## Exercise prompt
All records are to be retyped faithfully and completely.

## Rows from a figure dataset
————

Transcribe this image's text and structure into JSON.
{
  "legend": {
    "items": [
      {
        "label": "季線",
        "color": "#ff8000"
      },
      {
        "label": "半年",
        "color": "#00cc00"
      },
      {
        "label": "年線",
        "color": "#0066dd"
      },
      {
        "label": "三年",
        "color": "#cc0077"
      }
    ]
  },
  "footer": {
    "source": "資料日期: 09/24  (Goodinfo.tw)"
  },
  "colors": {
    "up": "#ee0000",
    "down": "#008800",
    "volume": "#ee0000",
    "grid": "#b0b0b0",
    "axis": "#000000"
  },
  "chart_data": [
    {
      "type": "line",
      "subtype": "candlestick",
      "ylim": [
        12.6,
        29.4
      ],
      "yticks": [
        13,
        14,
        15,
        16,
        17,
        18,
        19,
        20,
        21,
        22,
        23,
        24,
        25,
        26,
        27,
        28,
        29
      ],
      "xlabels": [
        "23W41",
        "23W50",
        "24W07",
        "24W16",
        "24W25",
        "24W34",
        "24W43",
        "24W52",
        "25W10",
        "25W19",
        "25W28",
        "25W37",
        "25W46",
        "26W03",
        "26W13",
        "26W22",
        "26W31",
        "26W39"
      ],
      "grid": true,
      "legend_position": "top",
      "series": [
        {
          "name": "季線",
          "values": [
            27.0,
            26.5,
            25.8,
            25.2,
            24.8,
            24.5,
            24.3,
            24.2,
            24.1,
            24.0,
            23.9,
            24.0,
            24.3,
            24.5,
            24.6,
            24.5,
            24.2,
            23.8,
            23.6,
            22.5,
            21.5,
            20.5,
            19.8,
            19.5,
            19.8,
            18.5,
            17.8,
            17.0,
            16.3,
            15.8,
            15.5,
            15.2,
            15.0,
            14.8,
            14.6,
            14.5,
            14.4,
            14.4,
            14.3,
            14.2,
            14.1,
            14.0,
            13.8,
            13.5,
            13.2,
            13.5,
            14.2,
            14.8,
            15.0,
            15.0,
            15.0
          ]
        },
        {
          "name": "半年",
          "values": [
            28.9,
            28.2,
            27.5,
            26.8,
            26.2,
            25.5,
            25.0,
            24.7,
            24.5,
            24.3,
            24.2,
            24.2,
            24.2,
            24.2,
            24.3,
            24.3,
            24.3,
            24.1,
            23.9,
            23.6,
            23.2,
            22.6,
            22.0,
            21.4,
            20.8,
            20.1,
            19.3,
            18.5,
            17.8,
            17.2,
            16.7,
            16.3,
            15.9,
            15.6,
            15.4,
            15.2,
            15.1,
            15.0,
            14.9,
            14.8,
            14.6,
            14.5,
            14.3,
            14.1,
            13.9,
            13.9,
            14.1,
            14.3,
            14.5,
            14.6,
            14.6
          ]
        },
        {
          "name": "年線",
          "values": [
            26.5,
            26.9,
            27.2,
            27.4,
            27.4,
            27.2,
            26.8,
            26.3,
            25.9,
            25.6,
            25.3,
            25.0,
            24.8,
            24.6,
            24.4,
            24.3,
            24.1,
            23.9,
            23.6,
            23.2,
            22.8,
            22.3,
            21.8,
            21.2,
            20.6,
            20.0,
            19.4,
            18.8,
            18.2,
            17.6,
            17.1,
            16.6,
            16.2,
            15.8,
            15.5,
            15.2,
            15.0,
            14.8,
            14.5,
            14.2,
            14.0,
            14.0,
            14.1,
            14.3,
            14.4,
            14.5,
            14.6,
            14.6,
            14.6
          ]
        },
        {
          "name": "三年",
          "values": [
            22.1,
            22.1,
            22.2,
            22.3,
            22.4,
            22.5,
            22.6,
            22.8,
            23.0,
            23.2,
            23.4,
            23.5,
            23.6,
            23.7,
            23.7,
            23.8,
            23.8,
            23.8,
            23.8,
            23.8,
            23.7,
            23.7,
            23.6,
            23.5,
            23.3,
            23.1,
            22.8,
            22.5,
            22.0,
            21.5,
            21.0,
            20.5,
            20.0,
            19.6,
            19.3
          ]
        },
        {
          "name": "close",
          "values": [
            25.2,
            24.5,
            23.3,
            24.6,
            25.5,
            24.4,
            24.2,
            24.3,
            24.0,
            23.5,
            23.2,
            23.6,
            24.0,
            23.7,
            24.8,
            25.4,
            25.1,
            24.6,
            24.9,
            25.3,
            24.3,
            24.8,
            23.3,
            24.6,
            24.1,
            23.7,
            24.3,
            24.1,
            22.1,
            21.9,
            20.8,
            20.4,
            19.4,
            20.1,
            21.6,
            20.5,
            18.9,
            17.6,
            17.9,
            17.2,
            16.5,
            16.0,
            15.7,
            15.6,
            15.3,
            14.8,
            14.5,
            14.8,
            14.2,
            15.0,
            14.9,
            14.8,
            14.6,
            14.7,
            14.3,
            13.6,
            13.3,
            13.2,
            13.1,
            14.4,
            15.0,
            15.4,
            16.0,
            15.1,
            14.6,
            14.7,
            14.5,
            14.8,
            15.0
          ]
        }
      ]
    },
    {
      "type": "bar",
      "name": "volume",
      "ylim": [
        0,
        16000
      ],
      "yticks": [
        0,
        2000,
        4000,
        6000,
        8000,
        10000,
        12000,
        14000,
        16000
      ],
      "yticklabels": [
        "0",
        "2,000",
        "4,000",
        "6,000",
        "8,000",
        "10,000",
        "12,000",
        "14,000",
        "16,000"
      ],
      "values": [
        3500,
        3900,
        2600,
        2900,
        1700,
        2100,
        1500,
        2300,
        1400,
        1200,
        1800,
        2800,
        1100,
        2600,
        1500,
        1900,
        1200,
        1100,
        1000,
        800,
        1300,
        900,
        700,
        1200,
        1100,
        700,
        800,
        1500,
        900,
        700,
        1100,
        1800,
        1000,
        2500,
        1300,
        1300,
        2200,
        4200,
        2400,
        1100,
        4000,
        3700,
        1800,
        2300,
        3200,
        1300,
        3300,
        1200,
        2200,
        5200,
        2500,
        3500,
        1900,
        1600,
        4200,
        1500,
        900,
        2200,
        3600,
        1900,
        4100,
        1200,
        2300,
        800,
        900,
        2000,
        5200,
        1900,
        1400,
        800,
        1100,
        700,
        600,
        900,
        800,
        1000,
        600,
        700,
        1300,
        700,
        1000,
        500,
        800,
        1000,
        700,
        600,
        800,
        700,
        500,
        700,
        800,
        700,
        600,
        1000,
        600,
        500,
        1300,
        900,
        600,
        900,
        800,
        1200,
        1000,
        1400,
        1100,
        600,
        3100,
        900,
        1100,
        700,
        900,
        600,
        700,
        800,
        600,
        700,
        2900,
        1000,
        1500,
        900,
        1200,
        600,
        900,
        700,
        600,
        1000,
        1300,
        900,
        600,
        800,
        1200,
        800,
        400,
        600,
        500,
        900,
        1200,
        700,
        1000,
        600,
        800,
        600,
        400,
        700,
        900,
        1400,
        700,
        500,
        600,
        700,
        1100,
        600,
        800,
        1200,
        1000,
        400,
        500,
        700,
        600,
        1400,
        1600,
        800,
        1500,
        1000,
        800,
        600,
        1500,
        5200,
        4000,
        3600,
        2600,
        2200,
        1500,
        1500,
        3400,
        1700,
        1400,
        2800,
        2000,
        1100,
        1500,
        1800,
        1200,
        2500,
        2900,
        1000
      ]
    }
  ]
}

————

## Problem solution
Transcribe this image's text and structure into JSON.
{
  "legend": {
    "items": [
      {
        "label": "季線",
        "color": "#ff8000"
      },
      {
        "label": "半年",
        "color": "#00cc00"
      },
      {
        "label": "年線",
        "color": "#0066dd"
      },
      {
        "label": "三年",
        "color": "#cc0077"
      }
    ]
  },
  "footer": {
    "source": "資料日期: 09/24  (Goodinfo.tw)"
  },
  "colors": {
    "up": "#ee0000",
    "down": "#008800",
    "volume": "#ee0000",
    "grid": "#b0b0b0",
    "axis": "#000000"
  },
  "chart_data": [
    {
      "type": "line",
      "subtype": "candlestick",
      "ylim": [
        12.6,
        29.4
      ],
      "yticks": [
        13,
        14,
        15,
        16,
        17,
        18,
        19,
        20,
        21,
        22,
        23,
        24,
        25,
        26,
        27,
        28,
        29
      ],
      "xlabels": [
        "23W41",
        "23W50",
        "24W07",
        "24W16",
        "24W25",
        "24W34",
        "24W43",
        "24W52",
        "25W10",
        "25W19",
        "25W28",
        "25W37",
        "25W46",
        "26W03",
        "26W13",
        "26W22",
        "26W31",
        "26W39"
      ],
      "grid": true,
      "legend_position": "top",
      "series": [
        {
          "name": "季線",
          "values": [
            27.0,
            26.5,
            25.8,
            25.2,
            24.8,
            24.5,
            24.3,
            24.2,
            24.1,
            24.0,
            23.9,
            24.0,
            24.3,
            24.5,
            24.6,
            24.5,
            24.2,
            23.8,
            23.6,
            22.5,
            21.5,
            20.5,
            19.8,
            19.5,
            19.8,
            18.5,
            17.8,
            17.0,
            16.3,
            15.8,
            15.5,
            15.2,
            15.0,
            14.8,
            14.6,
            14.5,
            14.4,
            14.4,
            14.3,
            14.2,
            14.1,
            14.0,
            13.8,
            13.5,
            13.2,
            13.5,
            14.2,
            14.8,
            15.0,
            15.0,
            15.0
          ]
        },
        {
          "name": "半年",
          "values": [
            28.9,
            28.2,
            27.5,
            26.8,
            26.2,
            25.5,
            25.0,
            24.7,
            24.5,
            24.3,
            24.2,
            24.2,
            24.2,
            24.2,
            24.3,
            24.3,
            24.3,
            24.1,
            23.9,
            23.6,
            23.2,
            22.6,
            22.0,
            21.4,
            20.8,
            20.1,
            19.3,
            18.5,
            17.8,
            17.2,
            16.7,
            16.3,
            15.9,
            15.6,
            15.4,
            15.2,
            15.1,
            15.0,
            14.9,
            14.8,
            14.6,
            14.5,
            14.3,
            14.1,
            13.9,
            13.9,
            14.1,
            14.3,
            14.5,
            14.6,
            14.6
          ]
        },
        {
          "name": "年線",
          "values": [
            26.5,
            26.9,
            27.2,
            27.4,
            27.4,
            27.2,
            26.8,
            26.3,
            25.9,
            25.6,
            25.3,
            25.0,
            24.8,
            24.6,
            24.4,
            24.3,
            24.1,
            23.9,
            23.6,
            23.2,
            22.8,
            22.3,
            21.8,
            21.2,
            20.6,
            20.0,
            19.4,
            18.8,
            18.2,
            17.6,
            17.1,
            16.6,
            16.2,
            15.8,
            15.5,
            15.2,
            15.0,
            14.8,
            14.5,
            14.2,
            14.0,
            14.0,
            14.1,
            14.3,
            14.4,
            14.5,
            14.6,
            14.6,
            14.6
          ]
        },
        {
          "name": "三年",
          "values": [
            22.1,
            22.1,
            22.2,
            22.3,
            22.4,
            22.5,
            22.6,
            22.8,
            23.0,
            23.2,
            23.4,
            23.5,
            23.6,
            23.7,
            23.7,
            23.8,
            23.8,
            23.8,
            23.8,
            23.8,
            23.7,
            23.7,
            23.6,
            23.5,
            23.3,
            23.1,
            22.8,
            22.5,
            22.0,
            21.5,
            21.0,
            20.5,
            20.0,
            19.6,
            19.3
          ]
        },
        {
          "name": "close",
          "values": [
            25.2,
            24.5,
            23.3,
            24.6,
            25.5,
            24.4,
            24.2,
            24.3,
            24.0,
            23.5,
            23.2,
            23.6,
            24.0,
            23.7,
            24.8,
            25.4,
            25.1,
            24.6,
            24.9,
            25.3,
            24.3,
            24.8,
            23.3,
            24.6,
            24.1,
            23.7,
            24.3,
            24.1,
            22.1,
            21.9,
            20.8,
            20.4,
            19.4,
            20.1,
            21.6,
            20.5,
            18.9,
            17.6,
            17.9,
            17.2,
            16.5,
            16.0,
            15.7,
            15.6,
            15.3,
            14.8,
            14.5,
            14.8,
            14.2,
            15.0,
            14.9,
            14.8,
            14.6,
            14.7,
            14.3,
            13.6,
            13.3,
            13.2,
            13.1,
            14.4,
            15.0,
            15.4,
            16.0,
            15.1,
            14.6,
            14.7,
            14.5,
            14.8,
            15.0
          ]
        }
      ]
    },
    {
      "type": "bar",
      "name": "volume",
      "ylim": [
        0,
        16000
      ],
      "yticks": [
        0,
        2000,
        4000,
        6000,
        8000,
        10000,
        12000,
        14000,
        16000
      ],
      "yticklabels": [
        "0",
        "2,000",
        "4,000",
        "6,000",
        "8,000",
        "10,000",
        "12,000",
        "14,000",
        "16,000"
      ],
      "values": [
        3500,
        3900,
        2600,
        2900,
        1700,
        2100,
        1500,
        2300,
        1400,
        1200,
        1800,
        2800,
        1100,
        2600,
        1500,
        1900,
        1200,
        1100,
        1000,
        800,
        1300,
        900,
        700,
        1200,
        1100,
        700,
        800,
        1500,
        900,
        700,
        1100,
        1800,
        1000,
        2500,
        1300,
        1300,
        2200,
        4200,
        2400,
        1100,
        4000,
        3700,
        1800,
        2300,
        3200,
        1300,
        3300,
        1200,
        2200,
        5200,
        2500,
        3500,
        1900,
        1600,
        4200,
        1500,
        900,
        2200,
        3600,
        1900,
        4100,
        1200,
        2300,
        800,
        900,
        2000,
        5200,
        1900,
        1400,
        800,
        1100,
        700,
        600,
        900,
        800,
        1000,
        600,
        700,
        1300,
        700,
        1000,
        500,
        800,
        1000,
        700,
        600,
        800,
        700,
        500,
        700,
        800,
        700,
        600,
        1000,
        600,
        500,
        1300,
        900,
        600,
        900,
        800,
        1200,
        1000,
        1400,
        1100,
        600,
        3100,
        900,
        1100,
        700,
        900,
        600,
        700,
        800,
        600,
        700,
        2900,
        1000,
        1500,
        900,
        1200,
        600,
        900,
        700,
        600,
        1000,
        1300,
        900,
        600,
        800,
        1200,
        800,
        400,
        600,
        500,
        900,
        1200,
        700,
        1000,
        600,
        800,
        600,
        400,
        700,
        900,
        1400,
        700,
        500,
        600,
        700,
        1100,
        600,
        800,
        1200,
        1000,
        400,
        500,
        700,
        600,
        1400,
        1600,
        800,
        1500,
        1000,
        800,
        600,
        1500,
        5200,
        4000,
        3600,
        2600,
        2200,
        1500,
        1500,
        3400,
        1700,
        1400,
        2800,
        2000,
        1100,
        1500,
        1800,
        1200,
        2500,
        2900,
        1000
      ]
    }
  ]
}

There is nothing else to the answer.